* START Supplied entries *

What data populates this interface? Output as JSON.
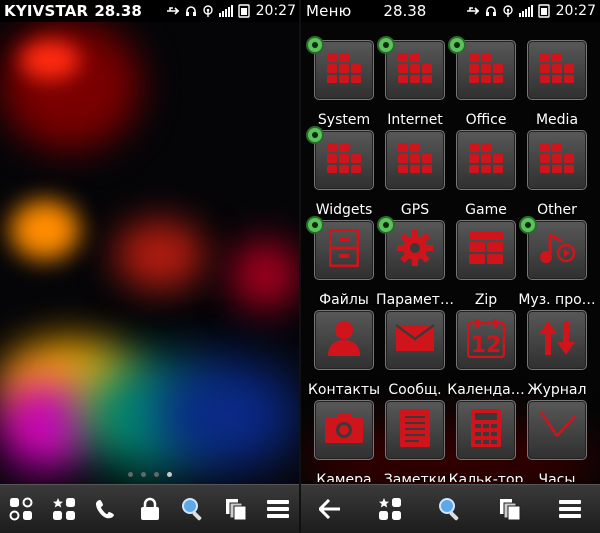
{
  "left": {
    "status": {
      "carrier": "KYIVSTAR",
      "signal": "28.38",
      "time": "20:27"
    },
    "page_dots": {
      "count": 4,
      "active": 3
    },
    "bottom_bar": [
      {
        "name": "apps-grid-icon"
      },
      {
        "name": "favorites-icon"
      },
      {
        "name": "phone-icon"
      },
      {
        "name": "lock-icon"
      },
      {
        "name": "search-icon"
      },
      {
        "name": "tasks-icon"
      },
      {
        "name": "menu-icon"
      }
    ]
  },
  "right": {
    "status": {
      "title": "Меню",
      "signal": "28.38",
      "time": "20:27"
    },
    "items": [
      {
        "label": "System",
        "icon": "folder-grid",
        "badge": true
      },
      {
        "label": "Internet",
        "icon": "folder-grid",
        "badge": true
      },
      {
        "label": "Office",
        "icon": "folder-grid",
        "badge": true
      },
      {
        "label": "Media",
        "icon": "folder-grid",
        "badge": false
      },
      {
        "label": "Widgets",
        "icon": "folder-grid",
        "badge": true
      },
      {
        "label": "GPS",
        "icon": "folder-grid",
        "badge": false
      },
      {
        "label": "Game",
        "icon": "folder-grid",
        "badge": false
      },
      {
        "label": "Other",
        "icon": "folder-grid",
        "badge": false
      },
      {
        "label": "Файлы",
        "icon": "cabinet",
        "badge": true
      },
      {
        "label": "Парамет…",
        "icon": "gear",
        "badge": true
      },
      {
        "label": "Zip",
        "icon": "zip",
        "badge": false
      },
      {
        "label": "Муз. про…",
        "icon": "music",
        "badge": true
      },
      {
        "label": "Контакты",
        "icon": "contact",
        "badge": false
      },
      {
        "label": "Сообщ.",
        "icon": "envelope",
        "badge": false
      },
      {
        "label": "Календа…",
        "icon": "calendar",
        "badge": false
      },
      {
        "label": "Журнал",
        "icon": "log",
        "badge": false
      },
      {
        "label": "Камера",
        "icon": "camera",
        "badge": false
      },
      {
        "label": "Заметки",
        "icon": "notes",
        "badge": false
      },
      {
        "label": "Кальк-тор",
        "icon": "calculator",
        "badge": false
      },
      {
        "label": "Часы",
        "icon": "clock",
        "badge": false
      }
    ],
    "bottom_bar": [
      {
        "name": "back-arrow-icon"
      },
      {
        "name": "favorites-icon"
      },
      {
        "name": "search-icon"
      },
      {
        "name": "tasks-icon"
      },
      {
        "name": "menu-icon"
      }
    ]
  },
  "calendar_number": "12",
  "colors": {
    "accent_red": "#d0141b",
    "badge_green": "#5cc35c"
  }
}
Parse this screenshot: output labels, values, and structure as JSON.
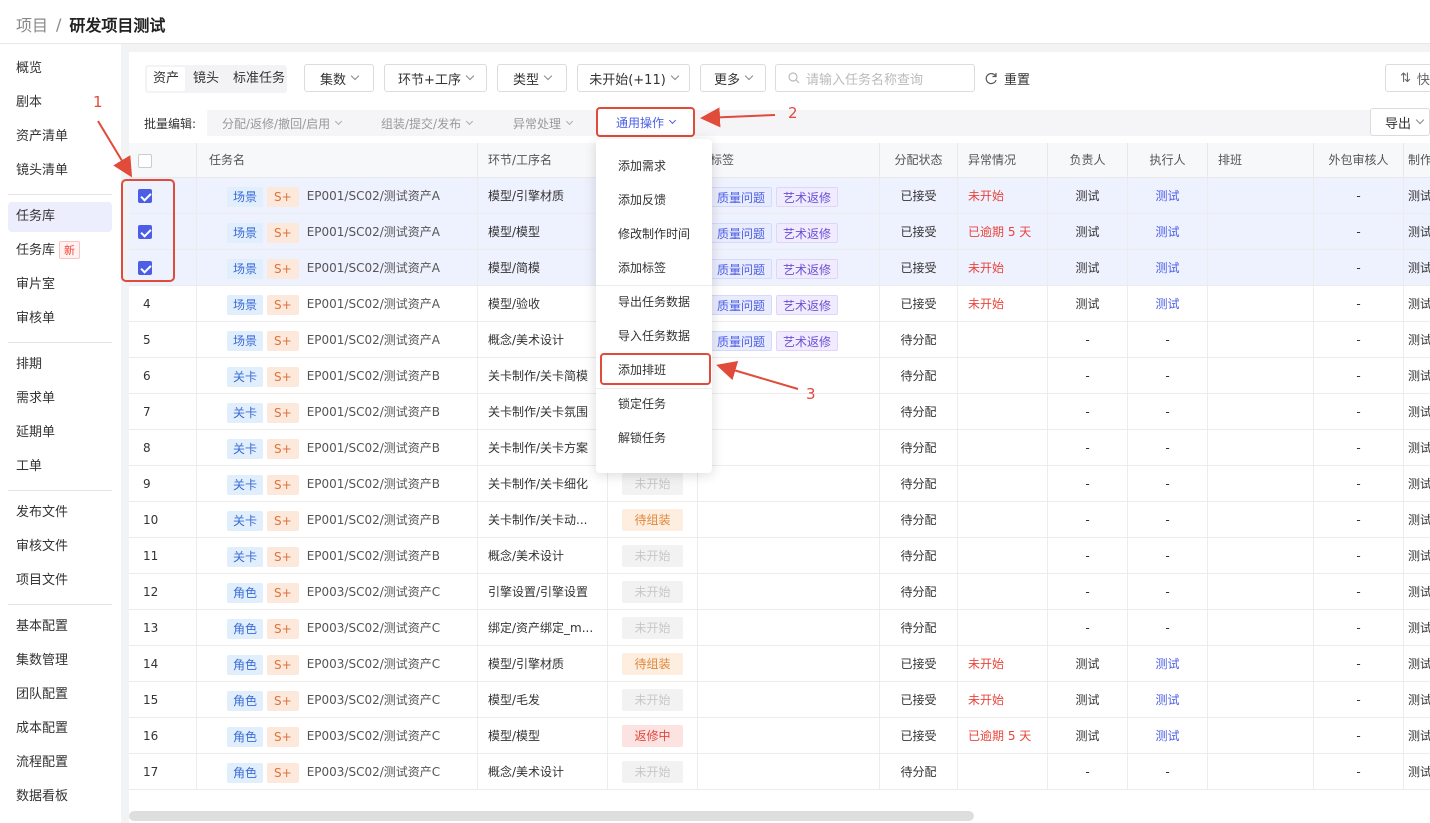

* END Supplied entries *

- _Work to be completed_
Copy the material shown above in full and exactly. Skip the pictures.

- _Answer to this exercise_
What data populates this interface? Output as JSON.
{
  "left": {
    "status": {
      "carrier": "KYIVSTAR",
      "signal": "28.38",
      "time": "20:27"
    },
    "page_dots": {
      "count": 4,
      "active": 3
    },
    "bottom_bar": [
      {
        "name": "apps-grid-icon"
      },
      {
        "name": "favorites-icon"
      },
      {
        "name": "phone-icon"
      },
      {
        "name": "lock-icon"
      },
      {
        "name": "search-icon"
      },
      {
        "name": "tasks-icon"
      },
      {
        "name": "menu-icon"
      }
    ]
  },
  "right": {
    "status": {
      "title": "Меню",
      "signal": "28.38",
      "time": "20:27"
    },
    "items": [
      {
        "label": "System",
        "icon": "folder-grid",
        "badge": true
      },
      {
        "label": "Internet",
        "icon": "folder-grid",
        "badge": true
      },
      {
        "label": "Office",
        "icon": "folder-grid",
        "badge": true
      },
      {
        "label": "Media",
        "icon": "folder-grid",
        "badge": false
      },
      {
        "label": "Widgets",
        "icon": "folder-grid",
        "badge": true
      },
      {
        "label": "GPS",
        "icon": "folder-grid",
        "badge": false
      },
      {
        "label": "Game",
        "icon": "folder-grid",
        "badge": false
      },
      {
        "label": "Other",
        "icon": "folder-grid",
        "badge": false
      },
      {
        "label": "Файлы",
        "icon": "cabinet",
        "badge": true
      },
      {
        "label": "Парамет…",
        "icon": "gear",
        "badge": true
      },
      {
        "label": "Zip",
        "icon": "zip",
        "badge": false
      },
      {
        "label": "Муз. про…",
        "icon": "music",
        "badge": true
      },
      {
        "label": "Контакты",
        "icon": "contact",
        "badge": false
      },
      {
        "label": "Сообщ.",
        "icon": "envelope",
        "badge": false
      },
      {
        "label": "Календа…",
        "icon": "calendar",
        "badge": false
      },
      {
        "label": "Журнал",
        "icon": "log",
        "badge": false
      },
      {
        "label": "Камера",
        "icon": "camera",
        "badge": false
      },
      {
        "label": "Заметки",
        "icon": "notes",
        "badge": false
      },
      {
        "label": "Кальк-тор",
        "icon": "calculator",
        "badge": false
      },
      {
        "label": "Часы",
        "icon": "clock",
        "badge": false
      }
    ],
    "bottom_bar": [
      {
        "name": "back-arrow-icon"
      },
      {
        "name": "favorites-icon"
      },
      {
        "name": "search-icon"
      },
      {
        "name": "tasks-icon"
      },
      {
        "name": "menu-icon"
      }
    ]
  },
  "calendar_number": "12",
  "colors": {
    "accent_red": "#d0141b",
    "badge_green": "#5cc35c"
  }
}
Parse this screenshot: output labels, values, and structure as JSON.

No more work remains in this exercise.